Written problem - Reproduce the items below word for word, beginning with their first line and continuing through the line that contains "browser-toolbar: ← →", including that line.

Record extracts -
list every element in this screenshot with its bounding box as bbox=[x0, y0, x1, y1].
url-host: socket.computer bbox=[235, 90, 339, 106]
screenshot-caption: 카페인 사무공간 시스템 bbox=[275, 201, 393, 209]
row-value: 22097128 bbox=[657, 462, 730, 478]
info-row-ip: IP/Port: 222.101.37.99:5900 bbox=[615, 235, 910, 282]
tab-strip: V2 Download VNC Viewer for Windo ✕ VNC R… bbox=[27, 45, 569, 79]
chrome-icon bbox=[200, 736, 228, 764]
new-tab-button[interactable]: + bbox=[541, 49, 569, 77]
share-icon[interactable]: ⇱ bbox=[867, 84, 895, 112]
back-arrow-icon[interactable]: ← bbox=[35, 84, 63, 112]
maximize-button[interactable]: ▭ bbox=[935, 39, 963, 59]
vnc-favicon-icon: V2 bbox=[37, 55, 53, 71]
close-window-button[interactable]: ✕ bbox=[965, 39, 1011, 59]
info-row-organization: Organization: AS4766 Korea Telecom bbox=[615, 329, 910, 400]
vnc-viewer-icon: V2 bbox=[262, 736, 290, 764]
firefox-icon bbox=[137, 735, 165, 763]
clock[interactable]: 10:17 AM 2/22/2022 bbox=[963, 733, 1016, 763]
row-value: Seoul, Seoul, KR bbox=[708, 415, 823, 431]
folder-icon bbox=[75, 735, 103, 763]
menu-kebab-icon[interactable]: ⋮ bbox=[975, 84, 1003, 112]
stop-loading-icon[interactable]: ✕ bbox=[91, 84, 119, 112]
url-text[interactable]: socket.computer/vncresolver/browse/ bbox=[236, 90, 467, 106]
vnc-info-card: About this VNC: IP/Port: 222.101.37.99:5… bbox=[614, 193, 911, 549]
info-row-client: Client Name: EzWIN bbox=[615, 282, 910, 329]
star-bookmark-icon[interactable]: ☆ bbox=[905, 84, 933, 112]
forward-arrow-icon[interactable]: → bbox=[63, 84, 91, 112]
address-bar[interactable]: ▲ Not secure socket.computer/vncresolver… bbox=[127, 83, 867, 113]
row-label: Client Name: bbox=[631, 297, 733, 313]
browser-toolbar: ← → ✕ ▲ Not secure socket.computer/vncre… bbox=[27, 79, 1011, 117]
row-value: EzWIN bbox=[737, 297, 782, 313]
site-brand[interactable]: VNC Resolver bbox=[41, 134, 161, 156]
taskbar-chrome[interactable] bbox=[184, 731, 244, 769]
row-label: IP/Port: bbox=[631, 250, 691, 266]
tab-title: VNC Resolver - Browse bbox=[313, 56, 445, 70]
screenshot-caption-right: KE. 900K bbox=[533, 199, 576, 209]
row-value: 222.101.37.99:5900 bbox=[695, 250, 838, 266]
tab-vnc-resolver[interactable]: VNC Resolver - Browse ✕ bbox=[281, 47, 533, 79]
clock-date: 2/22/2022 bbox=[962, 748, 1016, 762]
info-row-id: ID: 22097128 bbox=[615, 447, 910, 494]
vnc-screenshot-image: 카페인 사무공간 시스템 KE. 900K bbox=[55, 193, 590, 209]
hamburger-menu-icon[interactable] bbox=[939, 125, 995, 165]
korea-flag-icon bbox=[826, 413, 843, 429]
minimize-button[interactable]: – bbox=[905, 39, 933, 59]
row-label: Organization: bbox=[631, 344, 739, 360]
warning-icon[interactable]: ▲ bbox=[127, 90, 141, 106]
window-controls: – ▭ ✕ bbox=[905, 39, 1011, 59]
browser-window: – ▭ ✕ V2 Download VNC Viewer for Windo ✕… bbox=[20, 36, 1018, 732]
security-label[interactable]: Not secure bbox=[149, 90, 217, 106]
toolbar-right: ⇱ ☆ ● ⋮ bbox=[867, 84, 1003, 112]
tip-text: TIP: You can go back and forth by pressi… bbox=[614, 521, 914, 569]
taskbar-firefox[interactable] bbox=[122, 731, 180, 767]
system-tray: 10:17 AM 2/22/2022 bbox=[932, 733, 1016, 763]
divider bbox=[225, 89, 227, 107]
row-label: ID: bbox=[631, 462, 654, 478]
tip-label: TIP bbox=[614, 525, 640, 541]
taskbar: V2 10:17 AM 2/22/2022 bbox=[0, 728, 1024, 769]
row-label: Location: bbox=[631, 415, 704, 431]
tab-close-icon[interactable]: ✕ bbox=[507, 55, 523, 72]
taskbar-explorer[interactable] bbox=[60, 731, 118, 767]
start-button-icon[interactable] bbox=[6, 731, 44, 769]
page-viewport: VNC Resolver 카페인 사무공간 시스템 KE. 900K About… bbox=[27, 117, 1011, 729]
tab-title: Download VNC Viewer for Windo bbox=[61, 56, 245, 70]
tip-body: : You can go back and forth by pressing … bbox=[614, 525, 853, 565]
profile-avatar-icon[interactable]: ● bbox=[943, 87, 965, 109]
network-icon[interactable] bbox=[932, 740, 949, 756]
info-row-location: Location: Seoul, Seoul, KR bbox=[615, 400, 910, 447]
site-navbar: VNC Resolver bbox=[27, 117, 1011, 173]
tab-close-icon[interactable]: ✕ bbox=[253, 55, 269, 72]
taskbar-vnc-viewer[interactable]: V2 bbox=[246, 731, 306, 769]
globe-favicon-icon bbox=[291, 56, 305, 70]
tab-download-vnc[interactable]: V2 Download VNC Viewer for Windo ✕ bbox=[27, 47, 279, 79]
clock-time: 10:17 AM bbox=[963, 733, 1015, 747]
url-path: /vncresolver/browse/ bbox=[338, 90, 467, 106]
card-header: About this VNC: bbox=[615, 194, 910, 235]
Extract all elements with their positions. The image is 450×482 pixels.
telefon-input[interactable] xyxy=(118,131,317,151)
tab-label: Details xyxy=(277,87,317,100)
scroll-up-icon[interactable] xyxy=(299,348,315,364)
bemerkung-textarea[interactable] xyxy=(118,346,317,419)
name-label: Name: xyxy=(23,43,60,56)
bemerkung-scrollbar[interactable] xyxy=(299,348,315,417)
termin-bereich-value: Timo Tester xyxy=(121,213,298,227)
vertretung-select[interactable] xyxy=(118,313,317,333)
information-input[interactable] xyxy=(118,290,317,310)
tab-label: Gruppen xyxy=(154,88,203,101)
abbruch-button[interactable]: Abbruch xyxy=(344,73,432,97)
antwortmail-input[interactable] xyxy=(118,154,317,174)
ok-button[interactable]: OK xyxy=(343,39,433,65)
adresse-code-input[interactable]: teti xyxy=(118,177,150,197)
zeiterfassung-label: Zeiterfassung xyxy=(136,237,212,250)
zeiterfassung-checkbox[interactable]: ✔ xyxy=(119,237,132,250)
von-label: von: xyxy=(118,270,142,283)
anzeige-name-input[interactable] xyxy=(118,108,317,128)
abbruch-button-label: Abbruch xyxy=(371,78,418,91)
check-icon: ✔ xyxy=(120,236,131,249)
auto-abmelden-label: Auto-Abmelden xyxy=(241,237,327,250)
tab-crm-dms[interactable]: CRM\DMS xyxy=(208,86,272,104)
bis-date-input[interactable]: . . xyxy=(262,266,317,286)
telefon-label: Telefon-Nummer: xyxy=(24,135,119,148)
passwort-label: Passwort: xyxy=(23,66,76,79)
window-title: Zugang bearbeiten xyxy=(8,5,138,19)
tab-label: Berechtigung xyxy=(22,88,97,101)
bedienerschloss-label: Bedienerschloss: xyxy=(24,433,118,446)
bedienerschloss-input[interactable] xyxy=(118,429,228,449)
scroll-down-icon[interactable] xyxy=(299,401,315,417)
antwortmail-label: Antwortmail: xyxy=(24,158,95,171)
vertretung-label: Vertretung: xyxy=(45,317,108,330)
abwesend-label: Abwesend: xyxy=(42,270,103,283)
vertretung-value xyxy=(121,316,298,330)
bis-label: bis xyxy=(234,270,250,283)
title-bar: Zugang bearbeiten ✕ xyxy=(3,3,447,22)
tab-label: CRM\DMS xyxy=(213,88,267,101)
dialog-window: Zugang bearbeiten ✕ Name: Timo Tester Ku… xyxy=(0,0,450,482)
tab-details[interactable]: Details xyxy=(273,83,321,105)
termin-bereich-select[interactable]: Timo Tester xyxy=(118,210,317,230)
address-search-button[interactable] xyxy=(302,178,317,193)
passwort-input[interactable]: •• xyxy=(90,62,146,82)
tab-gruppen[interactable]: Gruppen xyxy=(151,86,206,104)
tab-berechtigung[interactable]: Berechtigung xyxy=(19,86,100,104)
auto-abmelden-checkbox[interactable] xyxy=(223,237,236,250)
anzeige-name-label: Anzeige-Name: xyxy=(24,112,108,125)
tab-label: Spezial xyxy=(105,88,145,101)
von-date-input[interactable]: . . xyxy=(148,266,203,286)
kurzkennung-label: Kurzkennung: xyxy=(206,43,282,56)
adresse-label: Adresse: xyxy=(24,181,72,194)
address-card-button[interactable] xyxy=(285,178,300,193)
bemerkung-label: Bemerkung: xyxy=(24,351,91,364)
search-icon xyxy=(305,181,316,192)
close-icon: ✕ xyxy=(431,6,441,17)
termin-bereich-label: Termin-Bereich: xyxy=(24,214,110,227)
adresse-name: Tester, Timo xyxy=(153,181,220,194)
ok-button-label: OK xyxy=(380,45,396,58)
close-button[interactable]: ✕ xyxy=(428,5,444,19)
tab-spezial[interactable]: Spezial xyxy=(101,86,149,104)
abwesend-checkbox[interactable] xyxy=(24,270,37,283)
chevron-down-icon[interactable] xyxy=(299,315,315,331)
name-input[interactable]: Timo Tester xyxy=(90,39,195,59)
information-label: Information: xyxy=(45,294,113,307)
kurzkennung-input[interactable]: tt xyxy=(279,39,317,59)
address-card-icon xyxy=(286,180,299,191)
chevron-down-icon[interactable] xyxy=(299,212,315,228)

Task solution -
list every element in this screenshot with its bounding box as bbox=[x0, y0, x1, y1].
url-host: socket.computer bbox=[235, 90, 339, 106]
screenshot-caption: 카페인 사무공간 시스템 bbox=[275, 201, 393, 209]
row-value: 22097128 bbox=[657, 462, 730, 478]
info-row-ip: IP/Port: 222.101.37.99:5900 bbox=[615, 235, 910, 282]
tab-strip: V2 Download VNC Viewer for Windo ✕ VNC R… bbox=[27, 45, 569, 79]
chrome-icon bbox=[200, 736, 228, 764]
new-tab-button[interactable]: + bbox=[541, 49, 569, 77]
share-icon[interactable]: ⇱ bbox=[867, 84, 895, 112]
back-arrow-icon[interactable]: ← bbox=[35, 84, 63, 112]
maximize-button[interactable]: ▭ bbox=[935, 39, 963, 59]
vnc-favicon-icon: V2 bbox=[37, 55, 53, 71]
close-window-button[interactable]: ✕ bbox=[965, 39, 1011, 59]
info-row-organization: Organization: AS4766 Korea Telecom bbox=[615, 329, 910, 400]
vnc-viewer-icon: V2 bbox=[262, 736, 290, 764]
firefox-icon bbox=[137, 735, 165, 763]
clock[interactable]: 10:17 AM 2/22/2022 bbox=[963, 733, 1016, 763]
row-value: Seoul, Seoul, KR bbox=[708, 415, 823, 431]
folder-icon bbox=[75, 735, 103, 763]
menu-kebab-icon[interactable]: ⋮ bbox=[975, 84, 1003, 112]
stop-loading-icon[interactable]: ✕ bbox=[91, 84, 119, 112]
url-text[interactable]: socket.computer/vncresolver/browse/ bbox=[236, 90, 467, 106]
vnc-info-card: About this VNC: IP/Port: 222.101.37.99:5… bbox=[614, 193, 911, 549]
info-row-client: Client Name: EzWIN bbox=[615, 282, 910, 329]
star-bookmark-icon[interactable]: ☆ bbox=[905, 84, 933, 112]
forward-arrow-icon[interactable]: → bbox=[63, 84, 91, 112]
address-bar[interactable]: ▲ Not secure socket.computer/vncresolver… bbox=[127, 83, 867, 113]
row-label: Client Name: bbox=[631, 297, 733, 313]
browser-toolbar: ← → ✕ ▲ Not secure socket.computer/vncre… bbox=[27, 79, 1011, 117]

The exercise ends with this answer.